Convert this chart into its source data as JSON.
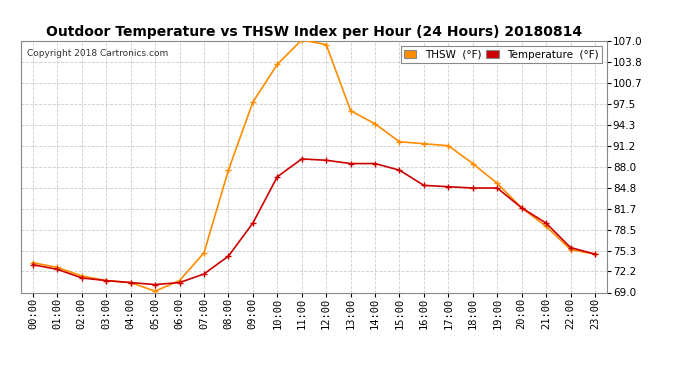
{
  "title": "Outdoor Temperature vs THSW Index per Hour (24 Hours) 20180814",
  "copyright": "Copyright 2018 Cartronics.com",
  "hours": [
    "00:00",
    "01:00",
    "02:00",
    "03:00",
    "04:00",
    "05:00",
    "06:00",
    "07:00",
    "08:00",
    "09:00",
    "10:00",
    "11:00",
    "12:00",
    "13:00",
    "14:00",
    "15:00",
    "16:00",
    "17:00",
    "18:00",
    "19:00",
    "20:00",
    "21:00",
    "22:00",
    "23:00"
  ],
  "temperature": [
    73.2,
    72.5,
    71.2,
    70.8,
    70.5,
    70.2,
    70.5,
    71.8,
    74.5,
    79.5,
    86.5,
    89.2,
    89.0,
    88.5,
    88.5,
    87.5,
    85.2,
    85.0,
    84.8,
    84.8,
    81.8,
    79.5,
    75.8,
    74.8
  ],
  "thsw": [
    73.5,
    72.8,
    71.5,
    70.8,
    70.5,
    69.2,
    70.8,
    75.0,
    87.5,
    97.8,
    103.5,
    107.2,
    106.5,
    96.5,
    94.5,
    91.8,
    91.5,
    91.2,
    88.5,
    85.5,
    81.8,
    79.0,
    75.5,
    74.8
  ],
  "temp_color": "#cc0000",
  "thsw_color": "#ff8c00",
  "marker": "+",
  "markersize": 5,
  "linewidth": 1.2,
  "ylim": [
    69.0,
    107.0
  ],
  "yticks": [
    69.0,
    72.2,
    75.3,
    78.5,
    81.7,
    84.8,
    88.0,
    91.2,
    94.3,
    97.5,
    100.7,
    103.8,
    107.0
  ],
  "bg_color": "#ffffff",
  "grid_color": "#cccccc",
  "title_fontsize": 10,
  "tick_fontsize": 7.5,
  "legend_thsw_label": "THSW  (°F)",
  "legend_temp_label": "Temperature  (°F)"
}
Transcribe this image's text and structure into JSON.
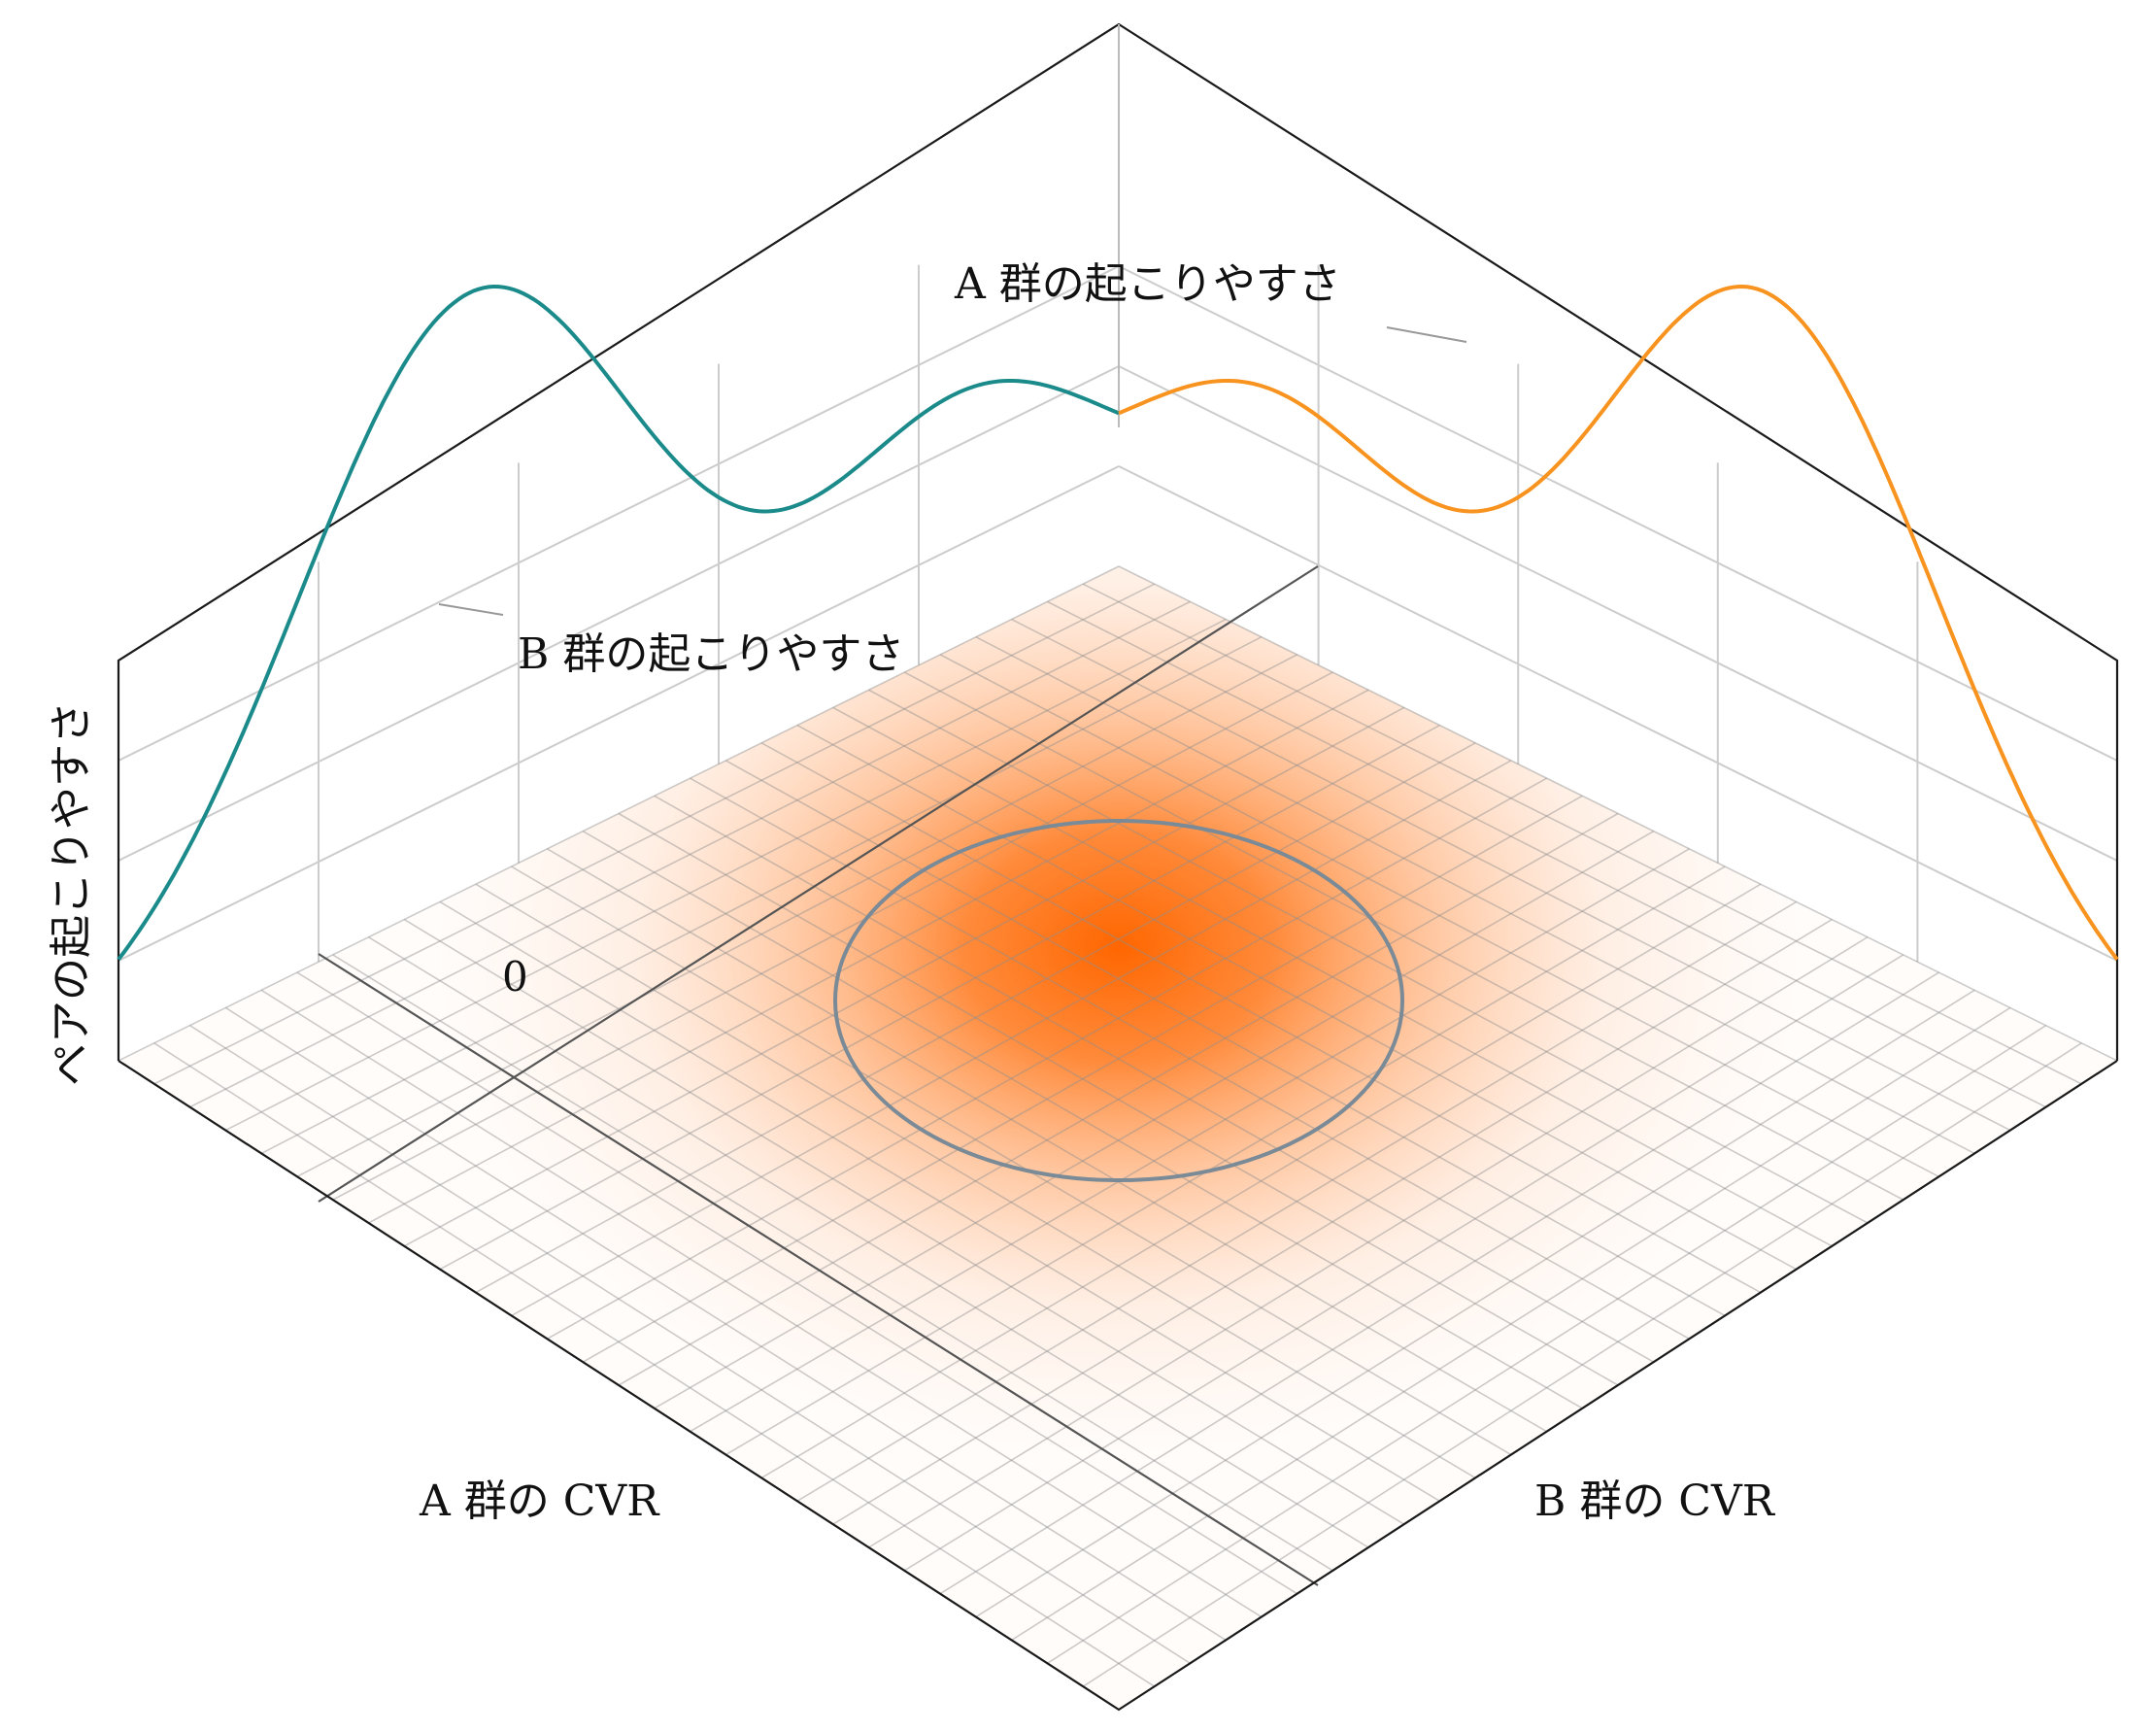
{
  "labels": {
    "a_marginal": "A 群の起こりやすさ",
    "b_marginal": "B 群の起こりやすさ",
    "vertical_axis": "ペアの起こりやすさ",
    "a_axis": "A 群の CVR",
    "b_axis": "B 群の CVR",
    "zero": "0"
  },
  "colors": {
    "a_curve": "#f7931e",
    "b_curve": "#1b8a8a",
    "peak": "#ff6600",
    "contour": "#7a8a96",
    "frame": "#222222",
    "grid": "#c8c8c8"
  }
}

■ ■ ■ ■ ■ ■ ■

Among the lines of the data above, determine how many contain the word "群の起こりやすさ". Report the number alone.

2